[Collection entries]
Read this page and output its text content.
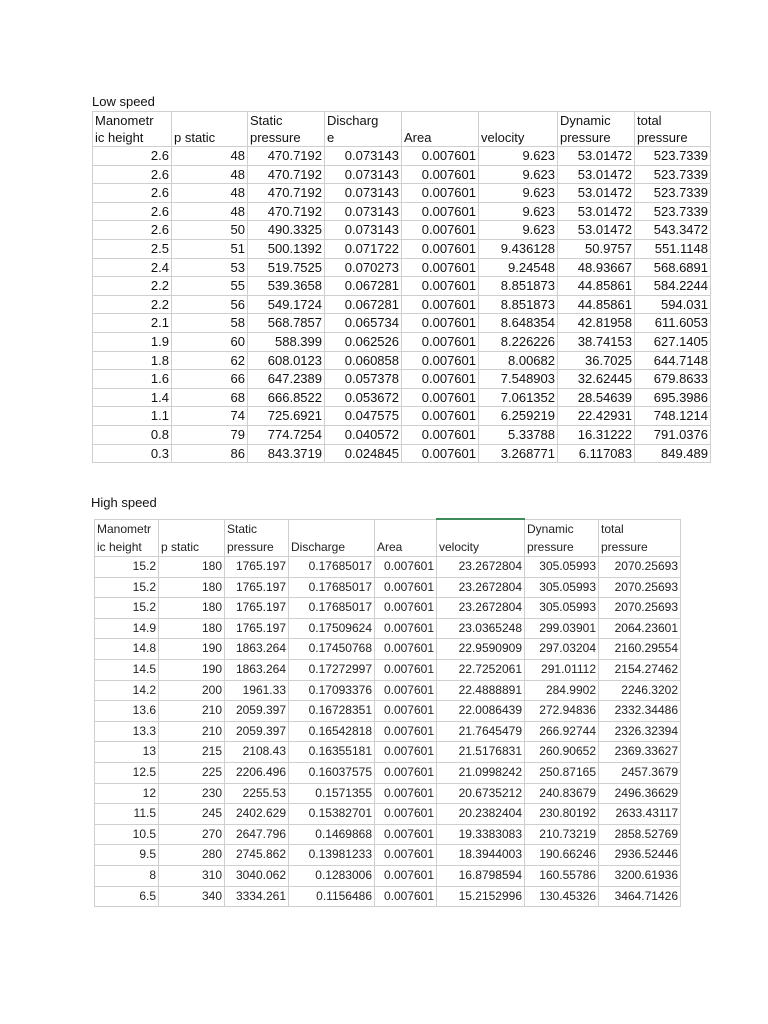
Low speed
Manometr		Static	Discharg			Dynamic	total
ic height	p static	pressure	e	Area	velocity	pressure	pressure
2.6	48	470.7192	0.073143	0.007601	9.623	53.01472	523.7339
2.6	48	470.7192	0.073143	0.007601	9.623	53.01472	523.7339
2.6	48	470.7192	0.073143	0.007601	9.623	53.01472	523.7339
2.6	48	470.7192	0.073143	0.007601	9.623	53.01472	523.7339
2.6	50	490.3325	0.073143	0.007601	9.623	53.01472	543.3472
2.5	51	500.1392	0.071722	0.007601	9.436128	50.9757	551.1148
2.4	53	519.7525	0.070273	0.007601	9.24548	48.93667	568.6891
2.2	55	539.3658	0.067281	0.007601	8.851873	44.85861	584.2244
2.2	56	549.1724	0.067281	0.007601	8.851873	44.85861	594.031
2.1	58	568.7857	0.065734	0.007601	8.648354	42.81958	611.6053
1.9	60	588.399	0.062526	0.007601	8.226226	38.74153	627.1405
1.8	62	608.0123	0.060858	0.007601	8.00682	36.7025	644.7148
1.6	66	647.2389	0.057378	0.007601	7.548903	32.62445	679.8633
1.4	68	666.8522	0.053672	0.007601	7.061352	28.54639	695.3986
1.1	74	725.6921	0.047575	0.007601	6.259219	22.42931	748.1214
0.8	79	774.7254	0.040572	0.007601	5.33788	16.31222	791.0376
0.3	86	843.3719	0.024845	0.007601	3.268771	6.117083	849.489
High speed
Manometr		Static				Dynamic	total
ic height	p static	pressure	Discharge	Area	velocity	pressure	pressure
15.2	180	1765.197	0.17685017	0.007601	23.2672804	305.05993	2070.25693
15.2	180	1765.197	0.17685017	0.007601	23.2672804	305.05993	2070.25693
15.2	180	1765.197	0.17685017	0.007601	23.2672804	305.05993	2070.25693
14.9	180	1765.197	0.17509624	0.007601	23.0365248	299.03901	2064.23601
14.8	190	1863.264	0.17450768	0.007601	22.9590909	297.03204	2160.29554
14.5	190	1863.264	0.17272997	0.007601	22.7252061	291.01112	2154.27462
14.2	200	1961.33	0.17093376	0.007601	22.4888891	284.9902	2246.3202
13.6	210	2059.397	0.16728351	0.007601	22.0086439	272.94836	2332.34486
13.3	210	2059.397	0.16542818	0.007601	21.7645479	266.92744	2326.32394
13	215	2108.43	0.16355181	0.007601	21.5176831	260.90652	2369.33627
12.5	225	2206.496	0.16037575	0.007601	21.0998242	250.87165	2457.3679
12	230	2255.53	0.1571355	0.007601	20.6735212	240.83679	2496.36629
11.5	245	2402.629	0.15382701	0.007601	20.2382404	230.80192	2633.43117
10.5	270	2647.796	0.1469868	0.007601	19.3383083	210.73219	2858.52769
9.5	280	2745.862	0.13981233	0.007601	18.3944003	190.66246	2936.52446
8	310	3040.062	0.1283006	0.007601	16.8798594	160.55786	3200.61936
6.5	340	3334.261	0.1156486	0.007601	15.2152996	130.45326	3464.71426
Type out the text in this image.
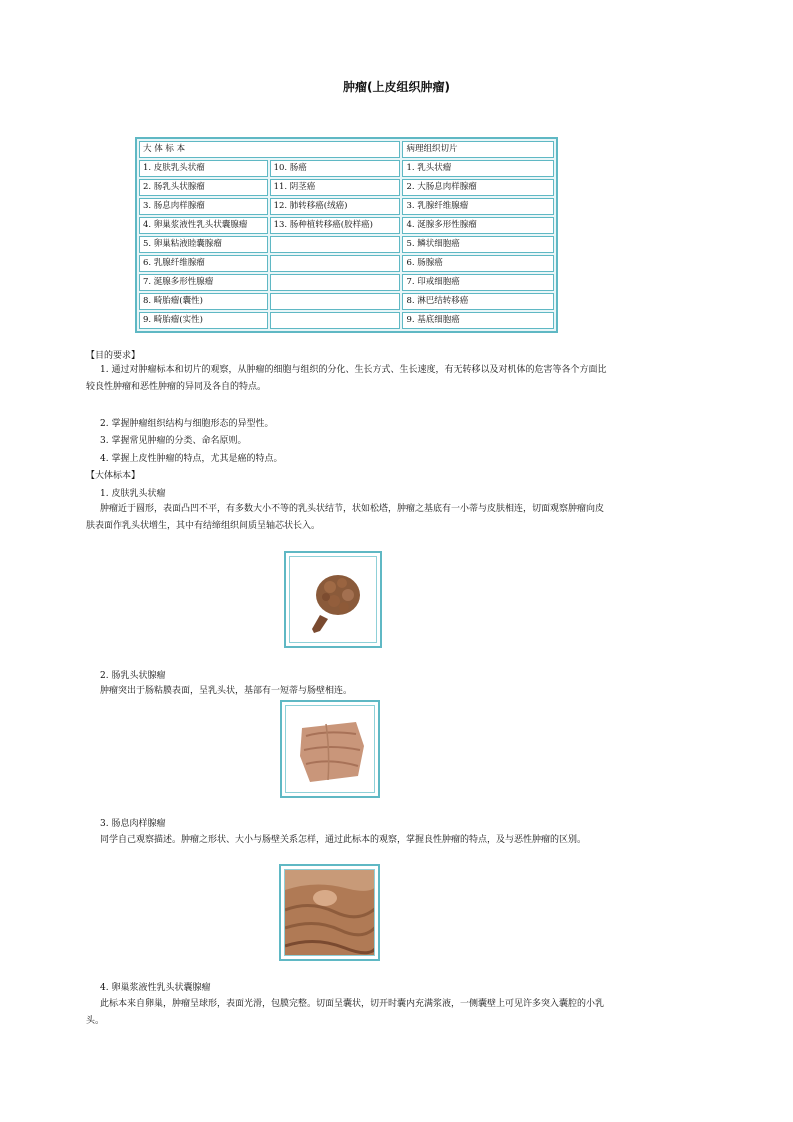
肿瘤(上皮组织肿瘤)
大 体 标 本		病理组织切片
1. 皮肤乳头状瘤	10. 肠癌	1. 乳头状瘤
2. 肠乳头状腺瘤	11. 阴茎癌	2. 大肠息肉样腺瘤
3. 肠息肉样腺瘤	12. 肺转移癌(绒癌)	3. 乳腺纤维腺瘤
4. 卵巢浆液性乳头状囊腺瘤	13. 肠种植转移癌(胶样癌)	4. 涎腺多形性腺瘤
5. 卵巢粘液睦囊腺瘤		5. 鳞状细胞癌
6. 乳腺纤维腺瘤		6. 肠腺癌
7. 涎腺多形性腺瘤		7. 印戒细胞癌
8. 畸胎瘤(囊性)		8. 淋巴结转移癌
9. 畸胎瘤(实性)		9. 基底细胞癌
【目的要求】
1. 通过对肿瘤标本和切片的观察，从肿瘤的细胞与组织的分化、生长方式、生长速度，有无转移以及对机体的危害等各个方面比较良性肿瘤和恶性肿瘤的异同及各自的特点。
2. 掌握肿瘤组织结构与细胞形态的异型性。
3. 掌握常见肿瘤的分类、命名原则。
4. 掌握上皮性肿瘤的特点，尤其是癌的特点。
【大体标本】
1. 皮肤乳头状瘤
肿瘤近于圆形，表面凸凹不平，有多数大小不等的乳头状结节，状如松塔，肿瘤之基底有一小蒂与皮肤相连，切面观察肿瘤向皮肤表面作乳头状增生，其中有结缔组织间质呈轴芯状长入。
2. 肠乳头状腺瘤
肿瘤突出于肠粘膜表面，呈乳头状，基部有一短蒂与肠壁相连。
3. 肠息肉样腺瘤
同学自己观察描述。肿瘤之形状、大小与肠壁关系怎样，通过此标本的观察，掌握良性肿瘤的特点，及与恶性肿瘤的区别。
4. 卵巢浆液性乳头状囊腺瘤
此标本来自卵巢，肿瘤呈球形，表面光滑，包膜完整。切面呈囊状，切开时囊内充满浆液，一侧囊壁上可见许多突入囊腔的小乳头。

# Aim:
Write out each line of the data exactly; the images should be left out.

# Result for this exercise:
Read this page and output its text content.
Low speed
Manometr		Static	Discharg			Dynamic	total
ic height	p static	pressure	e	Area	velocity	pressure	pressure
2.6	48	470.7192	0.073143	0.007601	9.623	53.01472	523.7339
2.6	48	470.7192	0.073143	0.007601	9.623	53.01472	523.7339
2.6	48	470.7192	0.073143	0.007601	9.623	53.01472	523.7339
2.6	48	470.7192	0.073143	0.007601	9.623	53.01472	523.7339
2.6	50	490.3325	0.073143	0.007601	9.623	53.01472	543.3472
2.5	51	500.1392	0.071722	0.007601	9.436128	50.9757	551.1148
2.4	53	519.7525	0.070273	0.007601	9.24548	48.93667	568.6891
2.2	55	539.3658	0.067281	0.007601	8.851873	44.85861	584.2244
2.2	56	549.1724	0.067281	0.007601	8.851873	44.85861	594.031
2.1	58	568.7857	0.065734	0.007601	8.648354	42.81958	611.6053
1.9	60	588.399	0.062526	0.007601	8.226226	38.74153	627.1405
1.8	62	608.0123	0.060858	0.007601	8.00682	36.7025	644.7148
1.6	66	647.2389	0.057378	0.007601	7.548903	32.62445	679.8633
1.4	68	666.8522	0.053672	0.007601	7.061352	28.54639	695.3986
1.1	74	725.6921	0.047575	0.007601	6.259219	22.42931	748.1214
0.8	79	774.7254	0.040572	0.007601	5.33788	16.31222	791.0376
0.3	86	843.3719	0.024845	0.007601	3.268771	6.117083	849.489
High speed
Manometr		Static				Dynamic	total
ic height	p static	pressure	Discharge	Area	velocity	pressure	pressure
15.2	180	1765.197	0.17685017	0.007601	23.2672804	305.05993	2070.25693
15.2	180	1765.197	0.17685017	0.007601	23.2672804	305.05993	2070.25693
15.2	180	1765.197	0.17685017	0.007601	23.2672804	305.05993	2070.25693
14.9	180	1765.197	0.17509624	0.007601	23.0365248	299.03901	2064.23601
14.8	190	1863.264	0.17450768	0.007601	22.9590909	297.03204	2160.29554
14.5	190	1863.264	0.17272997	0.007601	22.7252061	291.01112	2154.27462
14.2	200	1961.33	0.17093376	0.007601	22.4888891	284.9902	2246.3202
13.6	210	2059.397	0.16728351	0.007601	22.0086439	272.94836	2332.34486
13.3	210	2059.397	0.16542818	0.007601	21.7645479	266.92744	2326.32394
13	215	2108.43	0.16355181	0.007601	21.5176831	260.90652	2369.33627
12.5	225	2206.496	0.16037575	0.007601	21.0998242	250.87165	2457.3679
12	230	2255.53	0.1571355	0.007601	20.6735212	240.83679	2496.36629
11.5	245	2402.629	0.15382701	0.007601	20.2382404	230.80192	2633.43117
10.5	270	2647.796	0.1469868	0.007601	19.3383083	210.73219	2858.52769
9.5	280	2745.862	0.13981233	0.007601	18.3944003	190.66246	2936.52446
8	310	3040.062	0.1283006	0.007601	16.8798594	160.55786	3200.61936
6.5	340	3334.261	0.1156486	0.007601	15.2152996	130.45326	3464.71426
Type out the text in this image.
肿瘤(上皮组织肿瘤)
大 体 标 本		病理组织切片
1. 皮肤乳头状瘤	10. 肠癌	1. 乳头状瘤
2. 肠乳头状腺瘤	11. 阴茎癌	2. 大肠息肉样腺瘤
3. 肠息肉样腺瘤	12. 肺转移癌(绒癌)	3. 乳腺纤维腺瘤
4. 卵巢浆液性乳头状囊腺瘤	13. 肠种植转移癌(胶样癌)	4. 涎腺多形性腺瘤
5. 卵巢粘液睦囊腺瘤		5. 鳞状细胞癌
6. 乳腺纤维腺瘤		6. 肠腺癌
7. 涎腺多形性腺瘤		7. 印戒细胞癌
8. 畸胎瘤(囊性)		8. 淋巴结转移癌
9. 畸胎瘤(实性)		9. 基底细胞癌
【目的要求】
1. 通过对肿瘤标本和切片的观察，从肿瘤的细胞与组织的分化、生长方式、生长速度，有无转移以及对机体的危害等各个方面比较良性肿瘤和恶性肿瘤的异同及各自的特点。
2. 掌握肿瘤组织结构与细胞形态的异型性。
3. 掌握常见肿瘤的分类、命名原则。
4. 掌握上皮性肿瘤的特点，尤其是癌的特点。
【大体标本】
1. 皮肤乳头状瘤
肿瘤近于圆形，表面凸凹不平，有多数大小不等的乳头状结节，状如松塔，肿瘤之基底有一小蒂与皮肤相连，切面观察肿瘤向皮肤表面作乳头状增生，其中有结缔组织间质呈轴芯状长入。
2. 肠乳头状腺瘤
肿瘤突出于肠粘膜表面，呈乳头状，基部有一短蒂与肠壁相连。
3. 肠息肉样腺瘤
同学自己观察描述。肿瘤之形状、大小与肠壁关系怎样，通过此标本的观察，掌握良性肿瘤的特点，及与恶性肿瘤的区别。
4. 卵巢浆液性乳头状囊腺瘤
此标本来自卵巢，肿瘤呈球形，表面光滑，包膜完整。切面呈囊状，切开时囊内充满浆液，一侧囊壁上可见许多突入囊腔的小乳头。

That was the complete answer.